Dataset records:
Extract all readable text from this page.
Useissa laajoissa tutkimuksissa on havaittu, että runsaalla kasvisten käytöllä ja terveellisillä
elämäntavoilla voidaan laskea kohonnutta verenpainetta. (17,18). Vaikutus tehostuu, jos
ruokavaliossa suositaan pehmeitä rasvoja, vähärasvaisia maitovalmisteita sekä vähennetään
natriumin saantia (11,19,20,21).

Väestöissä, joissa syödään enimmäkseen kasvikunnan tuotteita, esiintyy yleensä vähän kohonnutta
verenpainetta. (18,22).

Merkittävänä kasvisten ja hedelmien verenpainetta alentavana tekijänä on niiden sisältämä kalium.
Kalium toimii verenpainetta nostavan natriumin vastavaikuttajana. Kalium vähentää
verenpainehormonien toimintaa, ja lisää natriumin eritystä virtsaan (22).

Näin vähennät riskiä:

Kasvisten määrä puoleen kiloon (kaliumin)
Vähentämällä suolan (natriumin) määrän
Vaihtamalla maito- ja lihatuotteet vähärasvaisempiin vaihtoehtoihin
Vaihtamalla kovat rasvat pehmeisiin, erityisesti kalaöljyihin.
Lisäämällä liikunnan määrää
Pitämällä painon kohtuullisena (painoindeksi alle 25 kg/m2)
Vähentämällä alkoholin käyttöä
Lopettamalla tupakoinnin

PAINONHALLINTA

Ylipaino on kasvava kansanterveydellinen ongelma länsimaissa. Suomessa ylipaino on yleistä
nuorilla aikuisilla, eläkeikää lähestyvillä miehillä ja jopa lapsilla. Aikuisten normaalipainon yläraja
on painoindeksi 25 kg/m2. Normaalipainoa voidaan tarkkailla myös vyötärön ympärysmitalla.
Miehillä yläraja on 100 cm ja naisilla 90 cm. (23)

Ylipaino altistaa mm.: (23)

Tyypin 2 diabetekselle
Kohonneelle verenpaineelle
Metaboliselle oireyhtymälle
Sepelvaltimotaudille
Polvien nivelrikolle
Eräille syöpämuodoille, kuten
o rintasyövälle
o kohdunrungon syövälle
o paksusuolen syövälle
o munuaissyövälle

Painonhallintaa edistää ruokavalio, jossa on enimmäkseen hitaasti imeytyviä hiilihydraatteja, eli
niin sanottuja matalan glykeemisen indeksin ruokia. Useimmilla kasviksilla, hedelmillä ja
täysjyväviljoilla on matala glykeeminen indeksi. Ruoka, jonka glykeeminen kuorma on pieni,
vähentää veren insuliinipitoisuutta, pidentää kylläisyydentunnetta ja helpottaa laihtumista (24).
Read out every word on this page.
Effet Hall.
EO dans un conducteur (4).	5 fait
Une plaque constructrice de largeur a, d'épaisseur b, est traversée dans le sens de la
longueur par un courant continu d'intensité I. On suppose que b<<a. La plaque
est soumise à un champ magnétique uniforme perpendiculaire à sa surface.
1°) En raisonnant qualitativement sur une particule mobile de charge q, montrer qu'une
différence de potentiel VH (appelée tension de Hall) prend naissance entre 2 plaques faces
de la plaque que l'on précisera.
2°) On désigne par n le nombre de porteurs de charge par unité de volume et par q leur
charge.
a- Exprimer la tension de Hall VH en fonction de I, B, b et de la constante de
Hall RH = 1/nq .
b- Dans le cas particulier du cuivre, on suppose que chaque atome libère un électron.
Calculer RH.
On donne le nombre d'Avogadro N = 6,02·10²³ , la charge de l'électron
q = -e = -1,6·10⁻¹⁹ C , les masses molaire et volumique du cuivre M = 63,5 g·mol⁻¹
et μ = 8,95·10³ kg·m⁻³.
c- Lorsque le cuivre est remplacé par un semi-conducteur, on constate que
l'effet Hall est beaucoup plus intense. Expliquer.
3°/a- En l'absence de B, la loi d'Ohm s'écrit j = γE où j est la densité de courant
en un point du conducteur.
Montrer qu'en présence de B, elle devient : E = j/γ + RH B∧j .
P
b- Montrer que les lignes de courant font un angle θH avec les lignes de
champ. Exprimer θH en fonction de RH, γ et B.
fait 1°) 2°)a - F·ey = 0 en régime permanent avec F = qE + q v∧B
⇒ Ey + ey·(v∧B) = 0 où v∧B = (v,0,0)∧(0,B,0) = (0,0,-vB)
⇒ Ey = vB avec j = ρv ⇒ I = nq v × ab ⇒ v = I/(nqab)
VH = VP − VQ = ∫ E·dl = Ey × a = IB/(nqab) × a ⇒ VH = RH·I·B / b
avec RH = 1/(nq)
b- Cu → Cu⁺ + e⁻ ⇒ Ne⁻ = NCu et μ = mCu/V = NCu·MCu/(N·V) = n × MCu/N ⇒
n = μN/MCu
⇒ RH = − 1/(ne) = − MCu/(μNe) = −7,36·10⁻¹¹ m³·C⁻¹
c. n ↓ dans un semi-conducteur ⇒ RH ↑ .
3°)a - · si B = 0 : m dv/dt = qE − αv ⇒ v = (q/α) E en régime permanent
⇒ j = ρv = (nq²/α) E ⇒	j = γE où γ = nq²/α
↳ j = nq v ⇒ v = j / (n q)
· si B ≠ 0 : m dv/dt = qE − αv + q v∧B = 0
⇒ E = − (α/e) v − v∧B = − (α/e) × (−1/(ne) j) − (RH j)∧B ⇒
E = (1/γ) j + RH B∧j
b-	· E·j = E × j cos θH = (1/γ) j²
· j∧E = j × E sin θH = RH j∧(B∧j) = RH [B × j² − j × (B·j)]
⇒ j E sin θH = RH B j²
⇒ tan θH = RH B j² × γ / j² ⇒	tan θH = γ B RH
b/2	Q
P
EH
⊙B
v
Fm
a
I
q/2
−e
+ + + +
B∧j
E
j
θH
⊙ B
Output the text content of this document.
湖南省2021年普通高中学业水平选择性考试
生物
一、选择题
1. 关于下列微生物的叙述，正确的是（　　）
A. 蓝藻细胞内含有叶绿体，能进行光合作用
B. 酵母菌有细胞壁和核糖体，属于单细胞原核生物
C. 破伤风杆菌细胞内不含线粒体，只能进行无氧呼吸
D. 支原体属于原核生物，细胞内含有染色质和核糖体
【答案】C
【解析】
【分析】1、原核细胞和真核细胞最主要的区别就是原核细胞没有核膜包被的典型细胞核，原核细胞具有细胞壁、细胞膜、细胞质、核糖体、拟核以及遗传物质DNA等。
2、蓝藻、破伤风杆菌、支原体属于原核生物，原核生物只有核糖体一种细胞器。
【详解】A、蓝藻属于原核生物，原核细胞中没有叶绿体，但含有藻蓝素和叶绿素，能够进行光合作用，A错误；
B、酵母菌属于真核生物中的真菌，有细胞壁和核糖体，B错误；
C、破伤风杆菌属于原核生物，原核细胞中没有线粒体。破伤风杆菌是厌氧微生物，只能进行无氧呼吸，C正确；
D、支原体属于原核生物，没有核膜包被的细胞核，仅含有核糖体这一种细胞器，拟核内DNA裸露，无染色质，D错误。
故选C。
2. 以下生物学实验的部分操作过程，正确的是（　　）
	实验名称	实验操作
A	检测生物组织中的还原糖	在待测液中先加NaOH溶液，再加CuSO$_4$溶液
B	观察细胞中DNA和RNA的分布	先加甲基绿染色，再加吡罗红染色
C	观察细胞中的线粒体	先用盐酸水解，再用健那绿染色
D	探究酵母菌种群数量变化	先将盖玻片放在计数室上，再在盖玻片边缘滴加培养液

To do ▸
Show all lines in the entries above where the word "Vaihtamalla" appears.

Response to the task ▸
Vaihtamalla maito- ja lihatuotteet vähärasvaisempiin vaihtoehtoihin
Vaihtamalla kovat rasvat pehmeisiin, erityisesti kalaöljyihin.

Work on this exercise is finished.